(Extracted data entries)
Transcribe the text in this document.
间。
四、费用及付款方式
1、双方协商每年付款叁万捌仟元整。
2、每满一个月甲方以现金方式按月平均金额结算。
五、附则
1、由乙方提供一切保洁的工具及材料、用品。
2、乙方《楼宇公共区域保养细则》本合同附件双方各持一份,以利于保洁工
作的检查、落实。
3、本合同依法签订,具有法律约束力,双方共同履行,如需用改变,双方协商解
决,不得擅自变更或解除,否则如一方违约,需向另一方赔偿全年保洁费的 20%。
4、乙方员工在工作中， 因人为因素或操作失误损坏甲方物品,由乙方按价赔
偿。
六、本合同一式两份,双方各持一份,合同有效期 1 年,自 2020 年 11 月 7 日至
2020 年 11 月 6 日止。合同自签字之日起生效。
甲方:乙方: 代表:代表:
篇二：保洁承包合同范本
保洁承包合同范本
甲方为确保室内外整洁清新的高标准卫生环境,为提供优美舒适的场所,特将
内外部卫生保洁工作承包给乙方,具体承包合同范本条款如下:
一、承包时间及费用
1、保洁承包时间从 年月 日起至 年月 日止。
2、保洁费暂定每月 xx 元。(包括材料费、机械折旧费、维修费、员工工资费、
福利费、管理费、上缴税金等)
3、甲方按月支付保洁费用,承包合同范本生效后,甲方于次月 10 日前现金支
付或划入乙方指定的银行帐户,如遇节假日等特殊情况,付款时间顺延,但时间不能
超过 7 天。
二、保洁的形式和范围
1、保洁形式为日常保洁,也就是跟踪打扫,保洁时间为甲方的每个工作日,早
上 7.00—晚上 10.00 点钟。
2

Task details :: Your task is to quote all of the data word for word.

Correct output ::
Transcribe the text in this document.
间。
四、费用及付款方式
1、双方协商每年付款叁万捌仟元整。
2、每满一个月甲方以现金方式按月平均金额结算。
五、附则
1、由乙方提供一切保洁的工具及材料、用品。
2、乙方《楼宇公共区域保养细则》本合同附件双方各持一份,以利于保洁工
作的检查、落实。
3、本合同依法签订,具有法律约束力,双方共同履行,如需用改变,双方协商解
决,不得擅自变更或解除,否则如一方违约,需向另一方赔偿全年保洁费的 20%。
4、乙方员工在工作中， 因人为因素或操作失误损坏甲方物品,由乙方按价赔
偿。
六、本合同一式两份,双方各持一份,合同有效期 1 年,自 2020 年 11 月 7 日至
2020 年 11 月 6 日止。合同自签字之日起生效。
甲方:乙方: 代表:代表:
篇二：保洁承包合同范本
保洁承包合同范本
甲方为确保室内外整洁清新的高标准卫生环境,为提供优美舒适的场所,特将
内外部卫生保洁工作承包给乙方,具体承包合同范本条款如下:
一、承包时间及费用
1、保洁承包时间从 年月 日起至 年月 日止。
2、保洁费暂定每月 xx 元。(包括材料费、机械折旧费、维修费、员工工资费、
福利费、管理费、上缴税金等)
3、甲方按月支付保洁费用,承包合同范本生效后,甲方于次月 10 日前现金支
付或划入乙方指定的银行帐户,如遇节假日等特殊情况,付款时间顺延,但时间不能
超过 7 天。
二、保洁的形式和范围
1、保洁形式为日常保洁,也就是跟踪打扫,保洁时间为甲方的每个工作日,早
上 7.00—晚上 10.00 点钟。
2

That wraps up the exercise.